+++ DATA ENTRIES +++

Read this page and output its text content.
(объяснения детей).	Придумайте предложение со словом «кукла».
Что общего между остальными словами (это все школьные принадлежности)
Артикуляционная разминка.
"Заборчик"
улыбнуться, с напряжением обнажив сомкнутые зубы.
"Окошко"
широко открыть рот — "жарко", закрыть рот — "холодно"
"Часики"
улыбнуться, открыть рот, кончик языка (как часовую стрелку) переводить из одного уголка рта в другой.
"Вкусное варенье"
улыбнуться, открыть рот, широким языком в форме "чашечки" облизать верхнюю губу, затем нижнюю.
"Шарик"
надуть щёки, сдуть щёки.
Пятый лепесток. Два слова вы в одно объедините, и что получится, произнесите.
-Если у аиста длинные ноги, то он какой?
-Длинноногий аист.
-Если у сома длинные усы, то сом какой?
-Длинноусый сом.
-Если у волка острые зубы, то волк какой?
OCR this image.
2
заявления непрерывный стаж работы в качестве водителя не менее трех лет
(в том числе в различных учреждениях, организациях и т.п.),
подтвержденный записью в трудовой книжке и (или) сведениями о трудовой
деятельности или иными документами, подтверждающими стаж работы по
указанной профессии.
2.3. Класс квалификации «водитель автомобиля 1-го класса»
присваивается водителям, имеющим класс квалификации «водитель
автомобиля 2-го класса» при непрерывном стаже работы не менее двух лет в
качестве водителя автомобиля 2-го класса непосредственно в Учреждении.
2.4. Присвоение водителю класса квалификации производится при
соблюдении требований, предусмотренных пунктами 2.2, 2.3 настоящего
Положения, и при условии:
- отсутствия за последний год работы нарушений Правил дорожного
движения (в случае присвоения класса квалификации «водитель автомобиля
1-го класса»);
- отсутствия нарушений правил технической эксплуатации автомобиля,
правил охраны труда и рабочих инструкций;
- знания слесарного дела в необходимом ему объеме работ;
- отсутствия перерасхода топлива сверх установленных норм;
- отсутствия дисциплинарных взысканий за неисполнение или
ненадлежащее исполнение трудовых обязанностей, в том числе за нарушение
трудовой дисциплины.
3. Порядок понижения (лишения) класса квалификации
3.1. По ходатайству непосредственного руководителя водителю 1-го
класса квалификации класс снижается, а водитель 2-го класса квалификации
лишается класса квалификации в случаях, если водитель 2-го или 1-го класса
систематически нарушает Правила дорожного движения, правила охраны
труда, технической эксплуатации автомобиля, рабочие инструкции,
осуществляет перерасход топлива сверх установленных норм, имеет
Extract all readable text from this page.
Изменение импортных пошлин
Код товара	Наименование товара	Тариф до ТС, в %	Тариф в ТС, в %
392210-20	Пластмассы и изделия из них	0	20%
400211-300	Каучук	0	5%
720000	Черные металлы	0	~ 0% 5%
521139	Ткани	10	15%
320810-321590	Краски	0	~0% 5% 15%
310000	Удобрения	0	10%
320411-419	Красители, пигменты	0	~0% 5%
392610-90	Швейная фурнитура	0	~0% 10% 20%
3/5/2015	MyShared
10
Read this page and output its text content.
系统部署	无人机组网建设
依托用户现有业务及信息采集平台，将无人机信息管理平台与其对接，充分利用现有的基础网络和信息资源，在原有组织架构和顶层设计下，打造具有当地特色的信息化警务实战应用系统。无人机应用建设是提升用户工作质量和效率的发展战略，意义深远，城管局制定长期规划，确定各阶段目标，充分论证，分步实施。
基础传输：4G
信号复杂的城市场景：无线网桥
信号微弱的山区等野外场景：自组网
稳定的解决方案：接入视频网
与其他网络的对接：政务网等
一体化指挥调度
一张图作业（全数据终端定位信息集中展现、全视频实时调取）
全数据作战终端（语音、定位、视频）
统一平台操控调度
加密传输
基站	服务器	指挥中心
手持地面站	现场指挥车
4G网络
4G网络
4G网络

+++

Look above for lines with the word "водитель" and copy them all.

2.3. Класс квалификации «водитель автомобиля 1-го класса»
присваивается водителям, имеющим класс квалификации «водитель
движения (в случае присвоения класса квалификации «водитель автомобиля
класса квалификации класс снижается, а водитель 2-го класса квалификации
лишается класса квалификации в случаях, если водитель 2-го или 1-го класса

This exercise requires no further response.